Task requirements: Across all the lines below, how many contain the string "screenshot"? Please reply with the number only.

Extracted entries:
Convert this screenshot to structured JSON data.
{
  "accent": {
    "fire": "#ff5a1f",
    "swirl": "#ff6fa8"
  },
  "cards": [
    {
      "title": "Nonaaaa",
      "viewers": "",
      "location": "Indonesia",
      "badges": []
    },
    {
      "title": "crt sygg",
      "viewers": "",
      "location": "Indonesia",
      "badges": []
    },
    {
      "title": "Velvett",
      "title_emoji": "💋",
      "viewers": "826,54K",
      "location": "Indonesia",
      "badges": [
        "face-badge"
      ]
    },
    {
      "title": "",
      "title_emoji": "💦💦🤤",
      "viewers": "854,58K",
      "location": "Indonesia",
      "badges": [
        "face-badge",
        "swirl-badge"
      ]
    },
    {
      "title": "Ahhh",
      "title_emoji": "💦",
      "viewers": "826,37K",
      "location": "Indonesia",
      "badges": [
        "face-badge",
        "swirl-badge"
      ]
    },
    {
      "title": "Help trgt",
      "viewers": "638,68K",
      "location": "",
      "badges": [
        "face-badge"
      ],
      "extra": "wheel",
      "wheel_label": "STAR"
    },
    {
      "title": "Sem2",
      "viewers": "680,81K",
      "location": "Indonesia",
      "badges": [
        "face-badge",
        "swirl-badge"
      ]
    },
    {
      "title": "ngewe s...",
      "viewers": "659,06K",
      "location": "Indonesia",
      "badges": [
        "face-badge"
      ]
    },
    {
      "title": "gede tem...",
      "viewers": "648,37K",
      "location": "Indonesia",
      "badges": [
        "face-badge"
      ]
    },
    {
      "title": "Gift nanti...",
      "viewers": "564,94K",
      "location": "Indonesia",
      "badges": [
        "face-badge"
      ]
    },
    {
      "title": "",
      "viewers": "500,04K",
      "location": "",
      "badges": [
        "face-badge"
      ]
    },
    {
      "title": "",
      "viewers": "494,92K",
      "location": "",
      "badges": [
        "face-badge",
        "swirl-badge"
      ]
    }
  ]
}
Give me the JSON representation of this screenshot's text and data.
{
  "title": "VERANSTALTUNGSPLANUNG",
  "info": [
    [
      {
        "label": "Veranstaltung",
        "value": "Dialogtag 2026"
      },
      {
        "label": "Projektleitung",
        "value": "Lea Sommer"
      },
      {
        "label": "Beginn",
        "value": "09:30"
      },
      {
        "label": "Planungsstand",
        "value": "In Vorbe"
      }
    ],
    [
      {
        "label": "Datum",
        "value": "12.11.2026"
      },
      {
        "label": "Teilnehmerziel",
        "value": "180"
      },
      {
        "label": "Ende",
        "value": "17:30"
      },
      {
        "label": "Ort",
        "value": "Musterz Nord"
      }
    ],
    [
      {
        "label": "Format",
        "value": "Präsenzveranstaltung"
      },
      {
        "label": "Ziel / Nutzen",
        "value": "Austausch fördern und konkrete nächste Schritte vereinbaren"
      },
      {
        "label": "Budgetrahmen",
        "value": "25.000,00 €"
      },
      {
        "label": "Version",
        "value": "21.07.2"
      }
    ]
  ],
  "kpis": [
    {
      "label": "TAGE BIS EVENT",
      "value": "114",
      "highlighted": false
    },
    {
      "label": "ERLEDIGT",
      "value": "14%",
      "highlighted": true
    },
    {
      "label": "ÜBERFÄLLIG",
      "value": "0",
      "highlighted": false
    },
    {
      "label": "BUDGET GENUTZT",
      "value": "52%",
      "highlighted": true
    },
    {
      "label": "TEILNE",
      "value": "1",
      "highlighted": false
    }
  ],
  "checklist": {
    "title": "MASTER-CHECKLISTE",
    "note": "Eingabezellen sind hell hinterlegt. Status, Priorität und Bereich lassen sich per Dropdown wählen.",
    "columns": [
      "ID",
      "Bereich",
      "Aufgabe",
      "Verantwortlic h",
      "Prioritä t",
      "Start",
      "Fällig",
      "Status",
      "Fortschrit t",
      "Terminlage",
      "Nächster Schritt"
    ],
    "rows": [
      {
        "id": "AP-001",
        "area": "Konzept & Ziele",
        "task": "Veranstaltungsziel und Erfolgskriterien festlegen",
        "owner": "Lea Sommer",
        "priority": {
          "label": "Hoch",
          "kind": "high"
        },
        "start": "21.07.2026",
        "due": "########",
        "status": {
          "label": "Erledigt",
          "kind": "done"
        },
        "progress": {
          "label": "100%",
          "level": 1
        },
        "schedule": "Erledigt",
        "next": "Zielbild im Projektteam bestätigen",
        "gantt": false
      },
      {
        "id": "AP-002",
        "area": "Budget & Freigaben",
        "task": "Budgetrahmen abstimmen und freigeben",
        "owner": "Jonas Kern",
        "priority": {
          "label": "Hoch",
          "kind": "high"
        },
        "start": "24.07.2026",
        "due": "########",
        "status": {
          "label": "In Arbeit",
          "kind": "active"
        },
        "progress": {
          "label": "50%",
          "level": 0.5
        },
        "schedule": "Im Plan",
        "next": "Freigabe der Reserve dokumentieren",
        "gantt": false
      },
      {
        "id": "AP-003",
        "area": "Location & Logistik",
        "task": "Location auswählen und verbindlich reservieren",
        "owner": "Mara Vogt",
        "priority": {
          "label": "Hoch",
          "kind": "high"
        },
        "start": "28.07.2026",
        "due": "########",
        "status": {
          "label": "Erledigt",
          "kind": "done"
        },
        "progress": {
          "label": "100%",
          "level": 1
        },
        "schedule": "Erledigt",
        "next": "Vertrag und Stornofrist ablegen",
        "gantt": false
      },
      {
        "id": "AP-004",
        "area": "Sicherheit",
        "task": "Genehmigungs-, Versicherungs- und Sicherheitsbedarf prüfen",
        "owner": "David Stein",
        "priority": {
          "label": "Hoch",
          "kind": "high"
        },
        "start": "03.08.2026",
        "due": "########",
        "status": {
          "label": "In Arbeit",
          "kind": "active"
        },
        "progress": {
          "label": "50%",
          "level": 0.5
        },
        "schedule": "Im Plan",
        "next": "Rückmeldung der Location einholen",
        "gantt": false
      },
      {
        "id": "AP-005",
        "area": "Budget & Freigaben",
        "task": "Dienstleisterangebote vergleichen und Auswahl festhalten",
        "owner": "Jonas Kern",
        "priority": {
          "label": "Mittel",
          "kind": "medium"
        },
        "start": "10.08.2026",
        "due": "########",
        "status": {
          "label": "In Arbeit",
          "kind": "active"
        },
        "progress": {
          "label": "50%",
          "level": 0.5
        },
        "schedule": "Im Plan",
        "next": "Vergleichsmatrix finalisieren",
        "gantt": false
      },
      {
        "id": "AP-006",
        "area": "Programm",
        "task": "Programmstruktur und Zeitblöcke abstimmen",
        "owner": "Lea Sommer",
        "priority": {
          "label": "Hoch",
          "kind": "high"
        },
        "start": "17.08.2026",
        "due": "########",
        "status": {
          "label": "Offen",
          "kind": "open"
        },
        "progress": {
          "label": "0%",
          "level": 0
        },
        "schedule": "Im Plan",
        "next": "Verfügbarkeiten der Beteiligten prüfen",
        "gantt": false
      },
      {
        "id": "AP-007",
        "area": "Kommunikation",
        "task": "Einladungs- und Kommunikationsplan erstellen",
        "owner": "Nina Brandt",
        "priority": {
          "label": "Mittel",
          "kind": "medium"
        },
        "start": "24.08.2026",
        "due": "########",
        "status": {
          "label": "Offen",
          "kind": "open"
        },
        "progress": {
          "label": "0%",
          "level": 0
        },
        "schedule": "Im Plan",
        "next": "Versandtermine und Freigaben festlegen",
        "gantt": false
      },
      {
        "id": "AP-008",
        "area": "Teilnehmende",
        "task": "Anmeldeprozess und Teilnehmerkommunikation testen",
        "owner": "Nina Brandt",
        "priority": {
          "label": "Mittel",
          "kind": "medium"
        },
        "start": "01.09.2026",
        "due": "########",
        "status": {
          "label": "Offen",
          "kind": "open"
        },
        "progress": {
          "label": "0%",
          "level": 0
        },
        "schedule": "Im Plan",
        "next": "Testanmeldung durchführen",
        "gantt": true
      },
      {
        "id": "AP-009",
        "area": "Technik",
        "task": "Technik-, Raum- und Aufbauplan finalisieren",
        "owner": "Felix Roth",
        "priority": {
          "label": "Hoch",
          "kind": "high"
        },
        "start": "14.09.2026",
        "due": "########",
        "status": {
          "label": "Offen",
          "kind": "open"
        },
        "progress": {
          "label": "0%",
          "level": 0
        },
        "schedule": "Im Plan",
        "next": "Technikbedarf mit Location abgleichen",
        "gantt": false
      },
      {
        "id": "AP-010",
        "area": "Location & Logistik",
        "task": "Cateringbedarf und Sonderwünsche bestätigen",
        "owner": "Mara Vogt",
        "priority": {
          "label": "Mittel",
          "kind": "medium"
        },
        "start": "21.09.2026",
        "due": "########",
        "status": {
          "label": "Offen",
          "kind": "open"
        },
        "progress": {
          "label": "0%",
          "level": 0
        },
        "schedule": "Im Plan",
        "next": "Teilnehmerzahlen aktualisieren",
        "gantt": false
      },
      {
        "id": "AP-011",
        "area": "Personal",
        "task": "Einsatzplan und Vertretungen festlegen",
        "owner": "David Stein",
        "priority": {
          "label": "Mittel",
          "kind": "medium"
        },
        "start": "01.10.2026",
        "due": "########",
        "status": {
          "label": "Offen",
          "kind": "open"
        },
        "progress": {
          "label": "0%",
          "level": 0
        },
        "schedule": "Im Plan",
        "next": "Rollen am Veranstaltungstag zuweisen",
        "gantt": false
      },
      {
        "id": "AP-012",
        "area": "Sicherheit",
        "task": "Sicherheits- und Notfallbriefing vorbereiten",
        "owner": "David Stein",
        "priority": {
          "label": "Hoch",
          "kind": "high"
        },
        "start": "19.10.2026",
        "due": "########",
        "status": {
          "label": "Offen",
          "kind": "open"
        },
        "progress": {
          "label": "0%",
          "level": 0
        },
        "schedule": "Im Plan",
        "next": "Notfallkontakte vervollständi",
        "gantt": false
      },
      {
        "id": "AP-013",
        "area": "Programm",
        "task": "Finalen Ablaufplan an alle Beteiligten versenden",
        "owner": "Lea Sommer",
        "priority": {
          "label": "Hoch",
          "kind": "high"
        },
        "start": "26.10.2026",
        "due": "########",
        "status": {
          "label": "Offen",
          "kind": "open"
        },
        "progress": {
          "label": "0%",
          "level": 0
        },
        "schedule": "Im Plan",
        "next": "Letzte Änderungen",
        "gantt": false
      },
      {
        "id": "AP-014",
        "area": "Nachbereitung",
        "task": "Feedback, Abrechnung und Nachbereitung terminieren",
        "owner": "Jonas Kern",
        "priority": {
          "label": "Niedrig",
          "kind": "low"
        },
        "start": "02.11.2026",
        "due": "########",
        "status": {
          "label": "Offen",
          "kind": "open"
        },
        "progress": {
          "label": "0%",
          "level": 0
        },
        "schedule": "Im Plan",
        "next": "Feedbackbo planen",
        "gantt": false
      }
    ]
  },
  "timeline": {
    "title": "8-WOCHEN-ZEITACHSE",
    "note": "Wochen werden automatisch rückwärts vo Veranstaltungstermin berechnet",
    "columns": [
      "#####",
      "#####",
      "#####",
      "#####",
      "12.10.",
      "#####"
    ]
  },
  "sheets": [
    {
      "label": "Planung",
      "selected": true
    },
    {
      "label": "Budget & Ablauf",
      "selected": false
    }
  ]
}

Result below: 2